§ TO BE DONE: A single number is the answer here: how many lines of the entries contain "networks"?

Stored entries:
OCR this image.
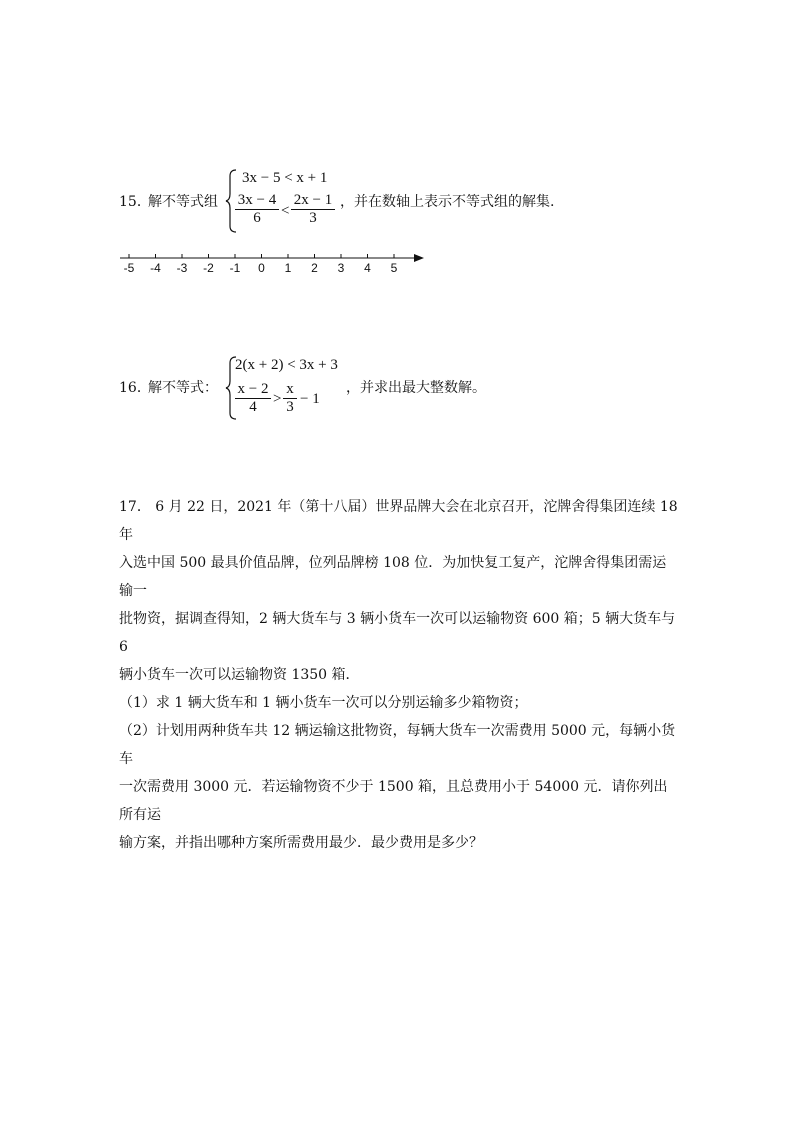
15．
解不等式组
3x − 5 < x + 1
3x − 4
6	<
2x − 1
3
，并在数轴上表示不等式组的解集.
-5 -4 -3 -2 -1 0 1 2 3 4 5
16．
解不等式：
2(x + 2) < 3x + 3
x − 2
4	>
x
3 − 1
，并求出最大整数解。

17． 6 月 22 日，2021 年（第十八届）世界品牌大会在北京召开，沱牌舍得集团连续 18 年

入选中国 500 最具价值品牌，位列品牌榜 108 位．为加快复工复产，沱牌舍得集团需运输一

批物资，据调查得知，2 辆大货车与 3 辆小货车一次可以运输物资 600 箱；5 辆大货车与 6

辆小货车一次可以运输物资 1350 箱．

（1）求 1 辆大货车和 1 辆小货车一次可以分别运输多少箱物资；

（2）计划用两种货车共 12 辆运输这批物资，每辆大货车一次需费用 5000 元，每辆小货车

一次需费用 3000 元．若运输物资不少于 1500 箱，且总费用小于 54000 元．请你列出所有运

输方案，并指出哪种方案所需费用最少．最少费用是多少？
==
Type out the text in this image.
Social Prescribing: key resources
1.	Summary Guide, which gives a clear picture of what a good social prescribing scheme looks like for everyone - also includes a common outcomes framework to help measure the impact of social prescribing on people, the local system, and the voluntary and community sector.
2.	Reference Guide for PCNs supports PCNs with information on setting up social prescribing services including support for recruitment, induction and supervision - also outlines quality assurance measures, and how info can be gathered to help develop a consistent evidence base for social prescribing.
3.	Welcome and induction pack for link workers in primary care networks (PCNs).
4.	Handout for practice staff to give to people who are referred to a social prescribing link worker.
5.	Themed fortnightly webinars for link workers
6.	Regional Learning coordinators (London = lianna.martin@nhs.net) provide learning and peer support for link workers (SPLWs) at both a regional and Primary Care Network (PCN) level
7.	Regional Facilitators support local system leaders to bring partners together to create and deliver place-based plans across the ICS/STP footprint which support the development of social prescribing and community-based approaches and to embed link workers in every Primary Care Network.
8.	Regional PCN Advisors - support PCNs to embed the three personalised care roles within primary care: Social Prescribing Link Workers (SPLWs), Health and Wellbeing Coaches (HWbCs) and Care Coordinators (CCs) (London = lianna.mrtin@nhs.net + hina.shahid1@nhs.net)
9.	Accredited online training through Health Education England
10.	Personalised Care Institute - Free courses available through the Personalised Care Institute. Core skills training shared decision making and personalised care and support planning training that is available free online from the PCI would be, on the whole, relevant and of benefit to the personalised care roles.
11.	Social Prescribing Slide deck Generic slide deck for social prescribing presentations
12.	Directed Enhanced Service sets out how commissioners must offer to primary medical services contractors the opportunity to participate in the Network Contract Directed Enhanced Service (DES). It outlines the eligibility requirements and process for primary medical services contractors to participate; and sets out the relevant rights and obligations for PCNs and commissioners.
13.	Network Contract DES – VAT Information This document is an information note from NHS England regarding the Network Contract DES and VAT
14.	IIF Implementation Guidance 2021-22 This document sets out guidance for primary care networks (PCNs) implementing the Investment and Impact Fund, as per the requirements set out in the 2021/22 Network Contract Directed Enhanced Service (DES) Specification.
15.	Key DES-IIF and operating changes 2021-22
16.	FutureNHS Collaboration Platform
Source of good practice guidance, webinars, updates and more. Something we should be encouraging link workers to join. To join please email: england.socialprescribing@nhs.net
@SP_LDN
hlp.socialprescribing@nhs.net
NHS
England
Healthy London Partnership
---
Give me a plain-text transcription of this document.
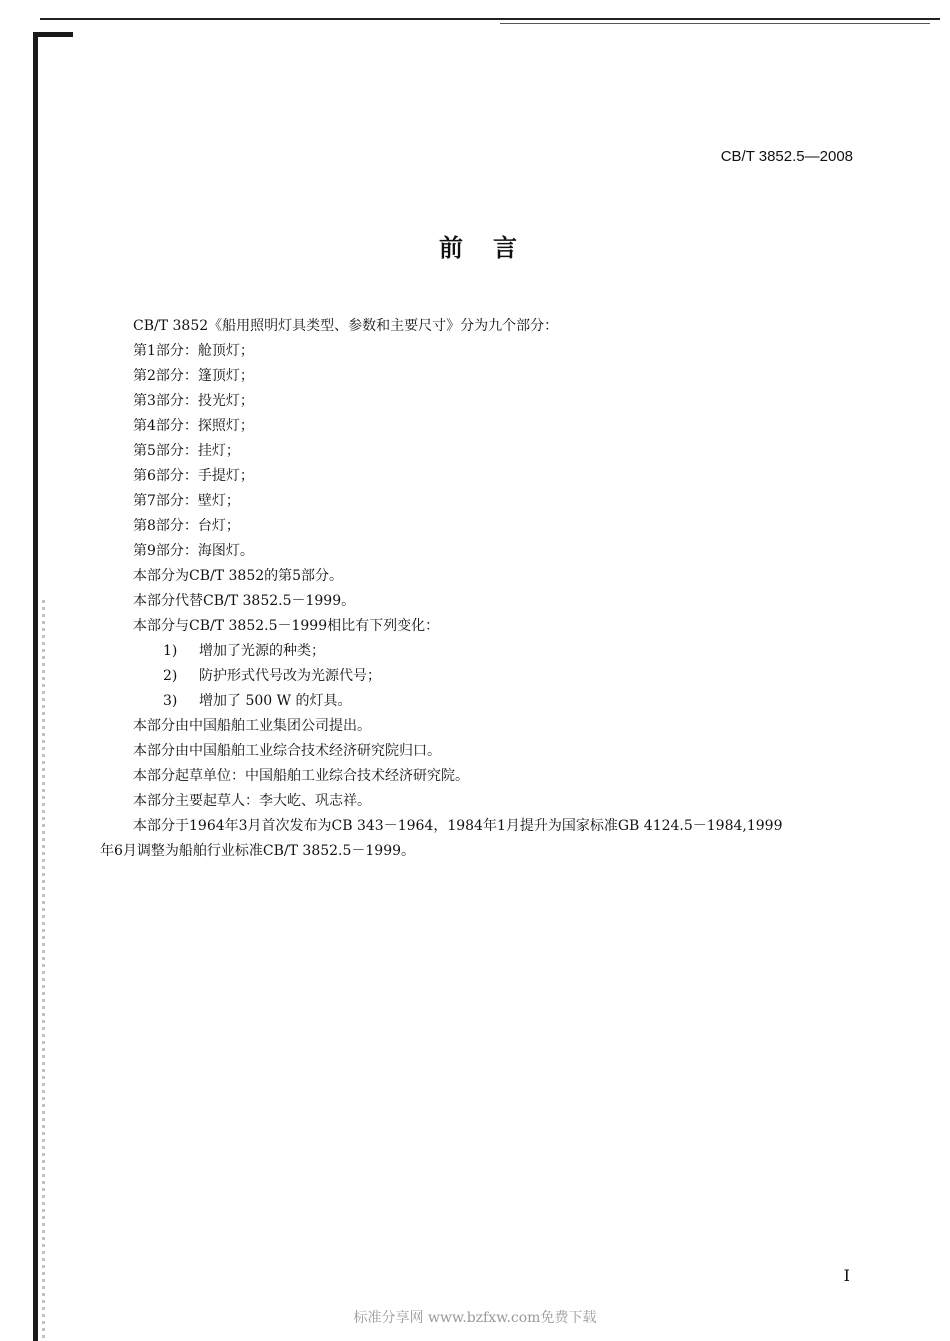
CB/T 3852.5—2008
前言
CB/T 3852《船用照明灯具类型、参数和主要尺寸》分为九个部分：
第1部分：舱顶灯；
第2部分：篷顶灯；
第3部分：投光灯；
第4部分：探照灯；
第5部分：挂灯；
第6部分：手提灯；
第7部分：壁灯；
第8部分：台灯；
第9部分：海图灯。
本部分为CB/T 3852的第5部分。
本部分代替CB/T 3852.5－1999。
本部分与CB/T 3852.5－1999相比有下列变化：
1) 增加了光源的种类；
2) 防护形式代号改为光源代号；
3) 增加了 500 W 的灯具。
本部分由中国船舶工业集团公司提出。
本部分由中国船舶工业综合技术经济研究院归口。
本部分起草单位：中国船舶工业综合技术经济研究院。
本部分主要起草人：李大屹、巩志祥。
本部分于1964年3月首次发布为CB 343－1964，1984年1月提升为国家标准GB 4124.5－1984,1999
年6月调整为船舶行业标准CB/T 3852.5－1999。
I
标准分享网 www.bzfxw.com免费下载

§ FINISHED TASK: 2